** Aim of the exercise **
Leave out the pictures and copy every record exactly.

** Available records **
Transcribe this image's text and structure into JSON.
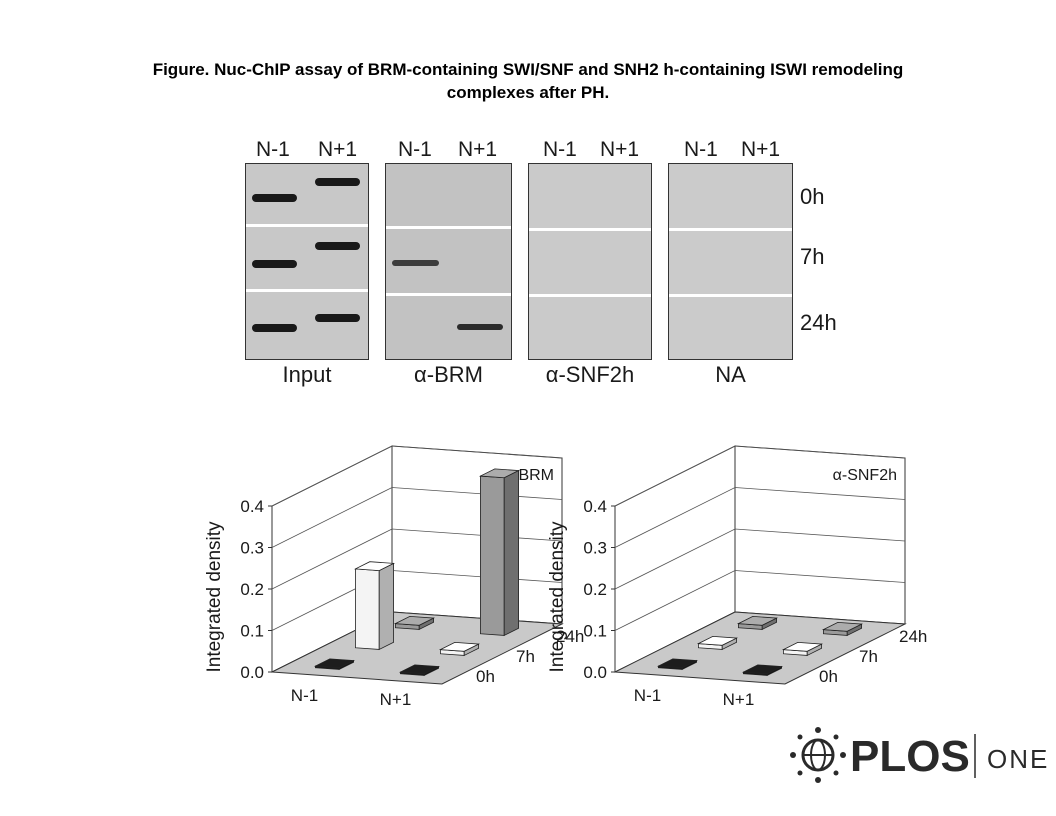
{
  "caption": {
    "line1": "Figure. Nuc-ChIP  assay of BRM-containing SWI/SNF and SNH2  h-containing ISWI remodeling",
    "line2": "complexes after PH."
  },
  "gels": {
    "lane_labels": [
      "N-1",
      "N+1"
    ],
    "time_labels": [
      "0h",
      "7h",
      "24h"
    ],
    "panels": [
      {
        "label": "Input",
        "background": "#c8c8c8"
      },
      {
        "label": "α-BRM",
        "background": "#c2c2c2"
      },
      {
        "label": "α-SNF2h",
        "background": "#cacaca"
      },
      {
        "label": "NA",
        "background": "#cbcbcb"
      }
    ],
    "band_intensity": {
      "Input": [
        [
          1,
          1
        ],
        [
          1,
          1
        ],
        [
          1,
          1
        ]
      ],
      "α-BRM": [
        [
          0,
          0
        ],
        [
          0.8,
          0
        ],
        [
          0,
          0.9
        ]
      ],
      "α-SNF2h": [
        [
          0,
          0
        ],
        [
          0,
          0
        ],
        [
          0,
          0
        ]
      ],
      "NA": [
        [
          0,
          0
        ],
        [
          0,
          0
        ],
        [
          0,
          0
        ]
      ]
    }
  },
  "chart_data": [
    {
      "type": "bar",
      "title": "α-BRM",
      "ylabel": "Integrated density",
      "ylim": [
        0,
        0.4
      ],
      "yticks": [
        "0.0",
        "0.1",
        "0.2",
        "0.3",
        "0.4"
      ],
      "categories": [
        "N-1",
        "N+1"
      ],
      "depth_categories": [
        "0h",
        "7h",
        "24h"
      ],
      "series": [
        {
          "name": "0h",
          "values": [
            0.0,
            0.0
          ],
          "color": "#1a1a1a"
        },
        {
          "name": "7h",
          "values": [
            0.19,
            0.01
          ],
          "color": "#f4f4f4"
        },
        {
          "name": "24h",
          "values": [
            0.01,
            0.38
          ],
          "color": "#9a9a9a"
        }
      ],
      "grid": true
    },
    {
      "type": "bar",
      "title": "α-SNF2h",
      "ylabel": "Integrated density",
      "ylim": [
        0,
        0.4
      ],
      "yticks": [
        "0.0",
        "0.1",
        "0.2",
        "0.3",
        "0.4"
      ],
      "categories": [
        "N-1",
        "N+1"
      ],
      "depth_categories": [
        "0h",
        "7h",
        "24h"
      ],
      "series": [
        {
          "name": "0h",
          "values": [
            0.0,
            0.0
          ],
          "color": "#1a1a1a"
        },
        {
          "name": "7h",
          "values": [
            0.01,
            0.01
          ],
          "color": "#f4f4f4"
        },
        {
          "name": "24h",
          "values": [
            0.01,
            0.01
          ],
          "color": "#9a9a9a"
        }
      ],
      "grid": true
    }
  ],
  "logo": {
    "text": "PLOS",
    "suffix": "ONE"
  }
}
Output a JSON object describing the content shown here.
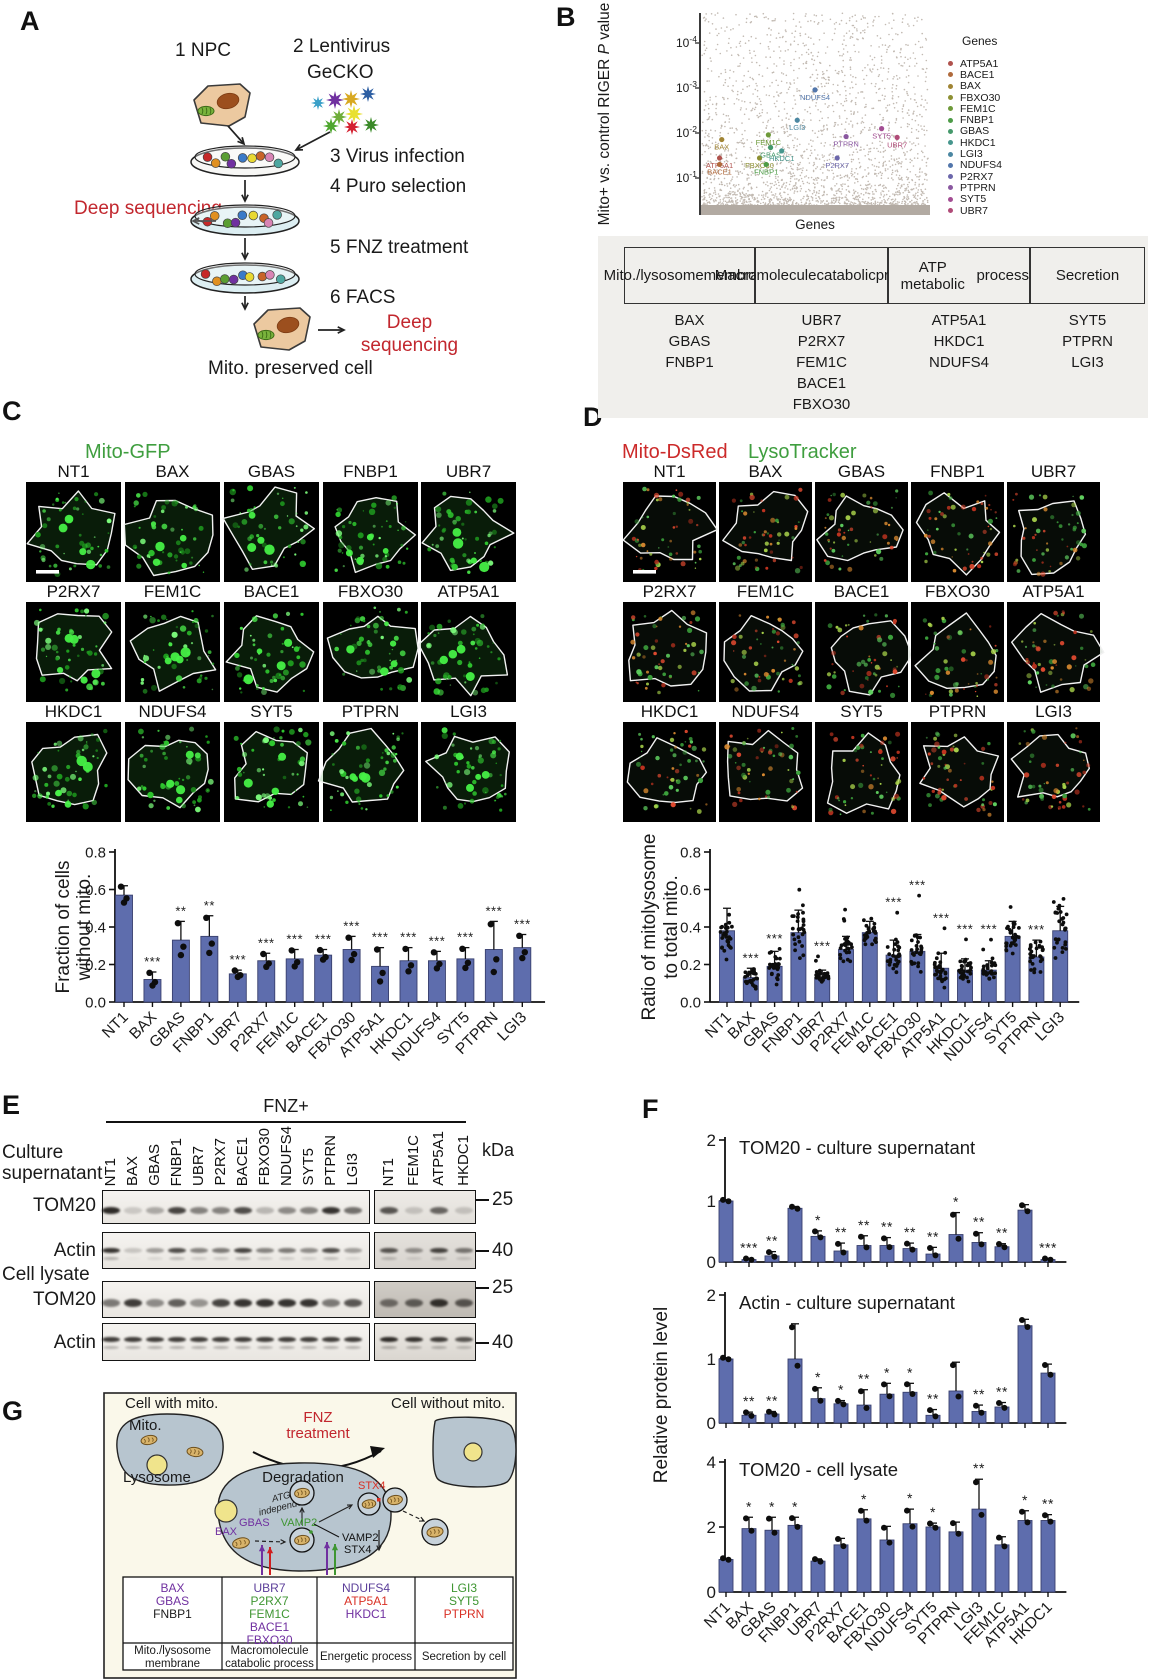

** Answer to this task **
Transcribe this image's text and structure into JSON.
{
  "caption": {
    "line1": "Figure. Nuc-ChIP  assay of BRM-containing SWI/SNF and SNH2  h-containing ISWI remodeling",
    "line2": "complexes after PH."
  },
  "gels": {
    "lane_labels": [
      "N-1",
      "N+1"
    ],
    "time_labels": [
      "0h",
      "7h",
      "24h"
    ],
    "panels": [
      {
        "label": "Input",
        "background": "#c8c8c8"
      },
      {
        "label": "α-BRM",
        "background": "#c2c2c2"
      },
      {
        "label": "α-SNF2h",
        "background": "#cacaca"
      },
      {
        "label": "NA",
        "background": "#cbcbcb"
      }
    ],
    "band_intensity": {
      "Input": [
        [
          1,
          1
        ],
        [
          1,
          1
        ],
        [
          1,
          1
        ]
      ],
      "α-BRM": [
        [
          0,
          0
        ],
        [
          0.8,
          0
        ],
        [
          0,
          0.9
        ]
      ],
      "α-SNF2h": [
        [
          0,
          0
        ],
        [
          0,
          0
        ],
        [
          0,
          0
        ]
      ],
      "NA": [
        [
          0,
          0
        ],
        [
          0,
          0
        ],
        [
          0,
          0
        ]
      ]
    }
  },
  "chart_data": [
    {
      "type": "bar",
      "title": "α-BRM",
      "ylabel": "Integrated density",
      "ylim": [
        0,
        0.4
      ],
      "yticks": [
        "0.0",
        "0.1",
        "0.2",
        "0.3",
        "0.4"
      ],
      "categories": [
        "N-1",
        "N+1"
      ],
      "depth_categories": [
        "0h",
        "7h",
        "24h"
      ],
      "series": [
        {
          "name": "0h",
          "values": [
            0.0,
            0.0
          ],
          "color": "#1a1a1a"
        },
        {
          "name": "7h",
          "values": [
            0.19,
            0.01
          ],
          "color": "#f4f4f4"
        },
        {
          "name": "24h",
          "values": [
            0.01,
            0.38
          ],
          "color": "#9a9a9a"
        }
      ],
      "grid": true
    },
    {
      "type": "bar",
      "title": "α-SNF2h",
      "ylabel": "Integrated density",
      "ylim": [
        0,
        0.4
      ],
      "yticks": [
        "0.0",
        "0.1",
        "0.2",
        "0.3",
        "0.4"
      ],
      "categories": [
        "N-1",
        "N+1"
      ],
      "depth_categories": [
        "0h",
        "7h",
        "24h"
      ],
      "series": [
        {
          "name": "0h",
          "values": [
            0.0,
            0.0
          ],
          "color": "#1a1a1a"
        },
        {
          "name": "7h",
          "values": [
            0.01,
            0.01
          ],
          "color": "#f4f4f4"
        },
        {
          "name": "24h",
          "values": [
            0.01,
            0.01
          ],
          "color": "#9a9a9a"
        }
      ],
      "grid": true
    }
  ],
  "logo": {
    "text": "PLOS",
    "suffix": "ONE"
  }
}
Output a JSON object describing the content shown here.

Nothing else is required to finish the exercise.